— Start Dataset records —
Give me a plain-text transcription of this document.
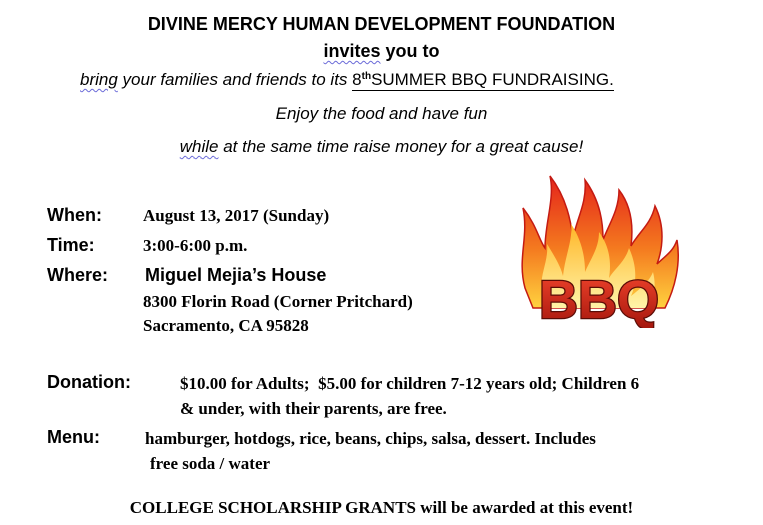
DIVINE MERCY HUMAN DEVELOPMENT FOUNDATION
invites you to
bring your families and friends to its 8thSUMMER BBQ FUNDRAISING.
Enjoy the food and have fun
while at the same time raise money for a great cause!
When: August 13, 2017 (Sunday)
Time:	3:00-6:00 p.m.
Where: Miguel Mejia’s House
8300 Florin Road (Corner Pritchard)
Sacramento, CA 95828
Donation:	$10.00 for Adults; $5.00 for children 7-12 years old; Children 6
& under, with their parents, are free.
Menu:	hamburger, hotdogs, rice, beans, chips, salsa, dessert. Includes
free soda / water
COLLEGE SCHOLARSHIP GRANTS will be awarded at this event!
BBQ
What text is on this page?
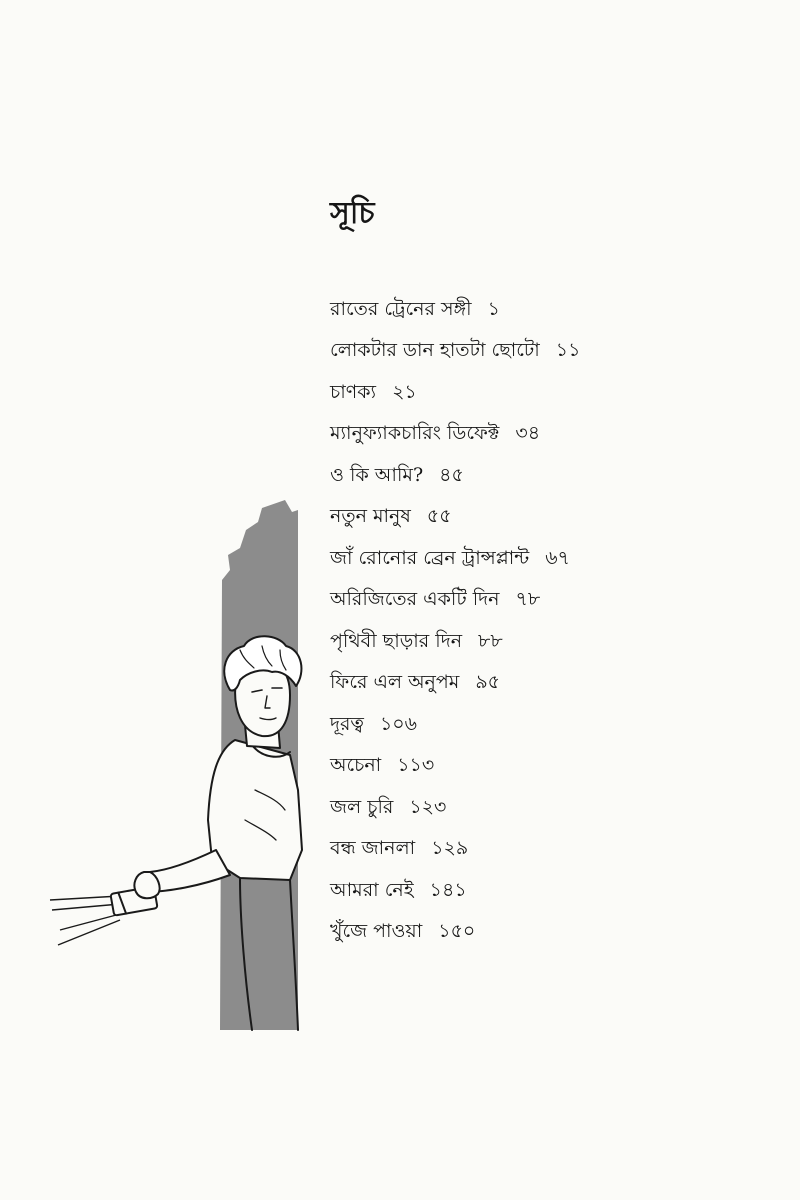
সূচি
রাতের ট্রেনের সঙ্গী ১
লোকটার ডান হাতটা ছোটো ১১
চাণক্য ২১
ম্যানুফ্যাকচারিং ডিফেক্ট ৩৪
ও কি আমি? ৪৫
নতুন মানুষ ৫৫
জাঁ রোনোর ব্রেন ট্রান্সপ্লান্ট ৬৭
অরিজিতের একটি দিন ৭৮
পৃথিবী ছাড়ার দিন ৮৮
ফিরে এল অনুপম ৯৫
দূরত্ব ১০৬
অচেনা ১১৩
জল চুরি ১২৩
বন্ধ জানলা ১২৯
আমরা নেই ১৪১
খুঁজে পাওয়া ১৫০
— End Dataset records —
Look through the entries above and list every line containing "free".

& under, with their parents, are free.
free soda / water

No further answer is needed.